**WHAT YOU NEED TO DO**
Of all the lines in the material, how many include the word "factory"? Reply with the number alone.

-- start STORED DATA --

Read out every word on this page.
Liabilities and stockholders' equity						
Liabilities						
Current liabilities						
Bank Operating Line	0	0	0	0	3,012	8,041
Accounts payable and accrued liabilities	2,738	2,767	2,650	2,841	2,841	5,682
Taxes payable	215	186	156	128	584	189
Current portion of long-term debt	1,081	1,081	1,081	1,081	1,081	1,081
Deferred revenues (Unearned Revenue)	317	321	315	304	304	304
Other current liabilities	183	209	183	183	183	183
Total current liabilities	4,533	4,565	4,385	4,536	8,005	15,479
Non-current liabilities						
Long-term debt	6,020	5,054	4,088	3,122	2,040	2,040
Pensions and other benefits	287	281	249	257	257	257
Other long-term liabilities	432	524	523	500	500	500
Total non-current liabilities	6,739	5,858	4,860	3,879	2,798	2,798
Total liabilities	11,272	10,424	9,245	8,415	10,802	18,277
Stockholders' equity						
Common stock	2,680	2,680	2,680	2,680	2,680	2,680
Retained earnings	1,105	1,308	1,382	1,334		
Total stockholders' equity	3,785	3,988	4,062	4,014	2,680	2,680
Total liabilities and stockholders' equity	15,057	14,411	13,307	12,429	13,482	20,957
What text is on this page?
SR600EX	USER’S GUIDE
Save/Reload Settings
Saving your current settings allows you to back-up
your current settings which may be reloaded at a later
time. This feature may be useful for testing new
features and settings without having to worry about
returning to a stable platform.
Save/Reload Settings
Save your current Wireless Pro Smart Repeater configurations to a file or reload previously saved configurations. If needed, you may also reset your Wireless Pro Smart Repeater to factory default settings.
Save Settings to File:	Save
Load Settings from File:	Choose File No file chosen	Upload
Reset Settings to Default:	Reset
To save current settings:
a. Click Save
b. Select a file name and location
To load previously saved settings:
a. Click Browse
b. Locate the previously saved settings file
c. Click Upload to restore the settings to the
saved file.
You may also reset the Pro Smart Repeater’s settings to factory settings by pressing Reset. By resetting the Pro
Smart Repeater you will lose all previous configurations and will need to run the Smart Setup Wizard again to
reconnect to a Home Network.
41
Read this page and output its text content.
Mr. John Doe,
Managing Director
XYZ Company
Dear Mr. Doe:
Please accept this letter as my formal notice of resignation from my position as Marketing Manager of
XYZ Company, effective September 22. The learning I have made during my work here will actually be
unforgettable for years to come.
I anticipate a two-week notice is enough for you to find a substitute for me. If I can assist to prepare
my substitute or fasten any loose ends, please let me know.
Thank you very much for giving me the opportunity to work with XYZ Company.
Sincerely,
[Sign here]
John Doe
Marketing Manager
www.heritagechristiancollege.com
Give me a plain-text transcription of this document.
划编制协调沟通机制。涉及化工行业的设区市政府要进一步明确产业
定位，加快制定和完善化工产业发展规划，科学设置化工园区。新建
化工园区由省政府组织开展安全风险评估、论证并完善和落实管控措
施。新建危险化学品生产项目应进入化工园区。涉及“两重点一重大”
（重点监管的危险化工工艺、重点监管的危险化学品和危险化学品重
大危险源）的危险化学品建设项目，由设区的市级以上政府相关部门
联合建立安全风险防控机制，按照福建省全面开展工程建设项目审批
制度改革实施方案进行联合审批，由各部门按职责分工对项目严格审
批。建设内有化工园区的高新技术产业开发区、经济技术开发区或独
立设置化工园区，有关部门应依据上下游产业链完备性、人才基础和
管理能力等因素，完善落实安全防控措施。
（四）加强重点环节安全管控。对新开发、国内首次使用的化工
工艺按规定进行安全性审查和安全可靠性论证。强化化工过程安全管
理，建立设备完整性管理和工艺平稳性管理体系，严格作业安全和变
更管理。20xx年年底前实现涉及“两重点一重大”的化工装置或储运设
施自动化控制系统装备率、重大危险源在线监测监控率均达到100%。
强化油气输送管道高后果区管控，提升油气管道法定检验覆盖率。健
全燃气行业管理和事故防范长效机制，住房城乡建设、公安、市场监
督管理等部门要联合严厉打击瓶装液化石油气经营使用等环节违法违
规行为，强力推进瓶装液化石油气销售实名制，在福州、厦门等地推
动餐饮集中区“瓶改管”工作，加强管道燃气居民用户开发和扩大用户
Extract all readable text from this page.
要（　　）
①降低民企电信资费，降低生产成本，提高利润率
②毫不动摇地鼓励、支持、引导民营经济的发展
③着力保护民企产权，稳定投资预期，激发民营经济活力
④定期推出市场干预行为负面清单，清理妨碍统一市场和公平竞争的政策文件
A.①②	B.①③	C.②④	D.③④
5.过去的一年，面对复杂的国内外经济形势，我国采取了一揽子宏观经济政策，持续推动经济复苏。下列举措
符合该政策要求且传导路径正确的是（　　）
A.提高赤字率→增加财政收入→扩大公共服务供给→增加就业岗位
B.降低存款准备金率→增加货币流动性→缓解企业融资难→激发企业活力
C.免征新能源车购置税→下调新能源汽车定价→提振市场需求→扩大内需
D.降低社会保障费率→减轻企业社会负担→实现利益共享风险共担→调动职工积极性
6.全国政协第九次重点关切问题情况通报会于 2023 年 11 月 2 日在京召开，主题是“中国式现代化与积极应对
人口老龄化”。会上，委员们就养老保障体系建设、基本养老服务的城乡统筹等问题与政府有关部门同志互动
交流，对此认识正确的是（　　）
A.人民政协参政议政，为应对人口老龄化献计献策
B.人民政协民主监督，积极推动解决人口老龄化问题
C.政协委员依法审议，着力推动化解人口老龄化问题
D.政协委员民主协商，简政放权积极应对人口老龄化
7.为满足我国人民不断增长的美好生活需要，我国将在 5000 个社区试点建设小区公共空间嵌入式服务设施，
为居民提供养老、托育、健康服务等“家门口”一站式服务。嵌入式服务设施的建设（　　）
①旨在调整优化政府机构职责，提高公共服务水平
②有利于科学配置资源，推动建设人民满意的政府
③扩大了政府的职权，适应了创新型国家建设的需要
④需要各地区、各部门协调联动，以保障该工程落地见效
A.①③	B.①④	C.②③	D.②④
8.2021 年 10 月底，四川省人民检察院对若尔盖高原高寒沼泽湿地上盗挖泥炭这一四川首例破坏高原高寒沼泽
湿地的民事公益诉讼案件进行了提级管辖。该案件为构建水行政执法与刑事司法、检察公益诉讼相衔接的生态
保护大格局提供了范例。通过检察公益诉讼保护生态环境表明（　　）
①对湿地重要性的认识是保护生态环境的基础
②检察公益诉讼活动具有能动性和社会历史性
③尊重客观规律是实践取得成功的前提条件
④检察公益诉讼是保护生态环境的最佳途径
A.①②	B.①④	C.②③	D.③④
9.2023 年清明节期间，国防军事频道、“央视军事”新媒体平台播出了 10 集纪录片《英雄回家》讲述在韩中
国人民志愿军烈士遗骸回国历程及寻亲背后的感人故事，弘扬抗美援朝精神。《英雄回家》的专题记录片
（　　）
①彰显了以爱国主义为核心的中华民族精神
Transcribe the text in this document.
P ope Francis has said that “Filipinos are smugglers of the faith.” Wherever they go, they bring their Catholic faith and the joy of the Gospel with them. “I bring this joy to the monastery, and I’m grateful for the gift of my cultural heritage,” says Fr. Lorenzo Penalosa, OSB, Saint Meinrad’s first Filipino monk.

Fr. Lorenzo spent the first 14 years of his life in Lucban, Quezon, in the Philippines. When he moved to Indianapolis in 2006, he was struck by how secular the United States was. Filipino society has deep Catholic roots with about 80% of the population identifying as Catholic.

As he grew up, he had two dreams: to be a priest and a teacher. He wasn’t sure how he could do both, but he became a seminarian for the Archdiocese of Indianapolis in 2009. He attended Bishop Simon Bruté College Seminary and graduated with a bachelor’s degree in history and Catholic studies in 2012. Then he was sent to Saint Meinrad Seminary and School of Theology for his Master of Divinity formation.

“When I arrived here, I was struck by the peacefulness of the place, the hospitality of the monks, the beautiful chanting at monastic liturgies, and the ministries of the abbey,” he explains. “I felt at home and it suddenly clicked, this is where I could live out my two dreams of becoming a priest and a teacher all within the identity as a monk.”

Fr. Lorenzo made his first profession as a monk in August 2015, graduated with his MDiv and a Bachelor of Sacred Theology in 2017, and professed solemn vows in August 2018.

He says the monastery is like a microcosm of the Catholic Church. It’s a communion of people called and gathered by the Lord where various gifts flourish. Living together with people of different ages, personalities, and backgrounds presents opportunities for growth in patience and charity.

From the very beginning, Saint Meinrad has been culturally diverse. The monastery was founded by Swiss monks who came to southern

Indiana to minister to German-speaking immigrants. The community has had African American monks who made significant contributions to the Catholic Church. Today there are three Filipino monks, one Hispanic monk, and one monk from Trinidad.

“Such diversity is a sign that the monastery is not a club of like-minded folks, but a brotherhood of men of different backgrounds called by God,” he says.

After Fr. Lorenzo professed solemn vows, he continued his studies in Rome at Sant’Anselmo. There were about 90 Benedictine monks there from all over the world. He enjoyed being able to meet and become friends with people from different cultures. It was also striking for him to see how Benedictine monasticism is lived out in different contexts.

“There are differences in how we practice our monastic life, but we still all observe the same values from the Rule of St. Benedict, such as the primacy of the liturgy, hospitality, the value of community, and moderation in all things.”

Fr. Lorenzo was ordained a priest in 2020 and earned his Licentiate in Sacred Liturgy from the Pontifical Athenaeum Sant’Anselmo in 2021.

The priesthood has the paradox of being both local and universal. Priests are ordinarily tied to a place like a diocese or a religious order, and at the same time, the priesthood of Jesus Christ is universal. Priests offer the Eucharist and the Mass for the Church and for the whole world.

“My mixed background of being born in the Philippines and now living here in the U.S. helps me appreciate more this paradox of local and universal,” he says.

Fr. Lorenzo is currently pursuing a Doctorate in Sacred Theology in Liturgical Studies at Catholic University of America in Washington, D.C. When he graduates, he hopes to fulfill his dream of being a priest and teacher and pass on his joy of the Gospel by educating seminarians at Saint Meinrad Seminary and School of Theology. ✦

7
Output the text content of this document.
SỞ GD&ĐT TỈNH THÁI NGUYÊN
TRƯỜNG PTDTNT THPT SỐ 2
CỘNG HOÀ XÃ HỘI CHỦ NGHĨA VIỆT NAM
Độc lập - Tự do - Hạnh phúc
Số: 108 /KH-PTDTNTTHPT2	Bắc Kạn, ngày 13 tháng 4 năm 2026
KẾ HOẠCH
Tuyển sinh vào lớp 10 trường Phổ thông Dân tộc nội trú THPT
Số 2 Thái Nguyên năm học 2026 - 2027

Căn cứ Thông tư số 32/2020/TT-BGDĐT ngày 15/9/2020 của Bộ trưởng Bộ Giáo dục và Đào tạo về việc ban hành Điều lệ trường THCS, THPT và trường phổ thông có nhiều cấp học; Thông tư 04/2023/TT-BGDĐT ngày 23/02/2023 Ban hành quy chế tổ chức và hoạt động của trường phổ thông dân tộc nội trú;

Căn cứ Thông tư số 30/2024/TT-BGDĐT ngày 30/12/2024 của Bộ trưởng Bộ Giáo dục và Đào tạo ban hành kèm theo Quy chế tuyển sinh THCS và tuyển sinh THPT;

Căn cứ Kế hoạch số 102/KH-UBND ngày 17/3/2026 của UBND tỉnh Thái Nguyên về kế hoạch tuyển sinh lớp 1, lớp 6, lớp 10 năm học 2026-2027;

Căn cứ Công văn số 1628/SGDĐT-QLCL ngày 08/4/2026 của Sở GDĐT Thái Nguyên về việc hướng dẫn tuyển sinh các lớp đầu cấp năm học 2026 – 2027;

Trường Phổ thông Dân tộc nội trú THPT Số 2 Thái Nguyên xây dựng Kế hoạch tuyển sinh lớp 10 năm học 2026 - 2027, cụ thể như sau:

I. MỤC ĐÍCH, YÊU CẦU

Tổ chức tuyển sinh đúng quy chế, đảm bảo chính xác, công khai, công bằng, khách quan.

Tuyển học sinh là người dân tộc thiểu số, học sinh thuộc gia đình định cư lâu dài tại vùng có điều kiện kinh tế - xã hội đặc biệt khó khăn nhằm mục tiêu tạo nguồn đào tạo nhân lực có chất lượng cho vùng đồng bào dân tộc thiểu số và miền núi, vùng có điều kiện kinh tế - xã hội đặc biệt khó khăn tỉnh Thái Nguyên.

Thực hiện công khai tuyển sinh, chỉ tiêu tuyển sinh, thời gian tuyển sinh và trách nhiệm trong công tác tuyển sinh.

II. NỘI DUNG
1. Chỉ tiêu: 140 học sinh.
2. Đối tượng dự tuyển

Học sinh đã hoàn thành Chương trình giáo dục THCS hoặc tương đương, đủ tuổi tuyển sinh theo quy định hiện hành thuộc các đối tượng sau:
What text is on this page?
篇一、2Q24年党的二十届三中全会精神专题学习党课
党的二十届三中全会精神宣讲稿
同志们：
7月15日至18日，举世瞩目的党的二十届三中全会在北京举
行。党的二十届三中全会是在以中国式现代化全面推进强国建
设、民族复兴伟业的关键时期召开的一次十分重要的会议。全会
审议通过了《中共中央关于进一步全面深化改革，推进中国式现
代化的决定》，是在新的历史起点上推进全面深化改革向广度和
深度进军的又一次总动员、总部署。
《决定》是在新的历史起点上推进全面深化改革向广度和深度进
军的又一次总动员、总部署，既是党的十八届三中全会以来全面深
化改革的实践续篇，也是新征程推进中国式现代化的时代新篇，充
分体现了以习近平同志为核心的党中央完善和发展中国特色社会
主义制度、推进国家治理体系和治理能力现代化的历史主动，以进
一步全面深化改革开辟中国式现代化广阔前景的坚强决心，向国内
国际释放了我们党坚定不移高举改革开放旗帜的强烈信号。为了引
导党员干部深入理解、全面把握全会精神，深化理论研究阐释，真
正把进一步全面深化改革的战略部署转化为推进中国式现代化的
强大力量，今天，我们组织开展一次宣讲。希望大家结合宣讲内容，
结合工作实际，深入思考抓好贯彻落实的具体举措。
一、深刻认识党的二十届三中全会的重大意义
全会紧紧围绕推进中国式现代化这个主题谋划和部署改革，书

-- end STORED DATA --

**COMPLETE ANSWER**
2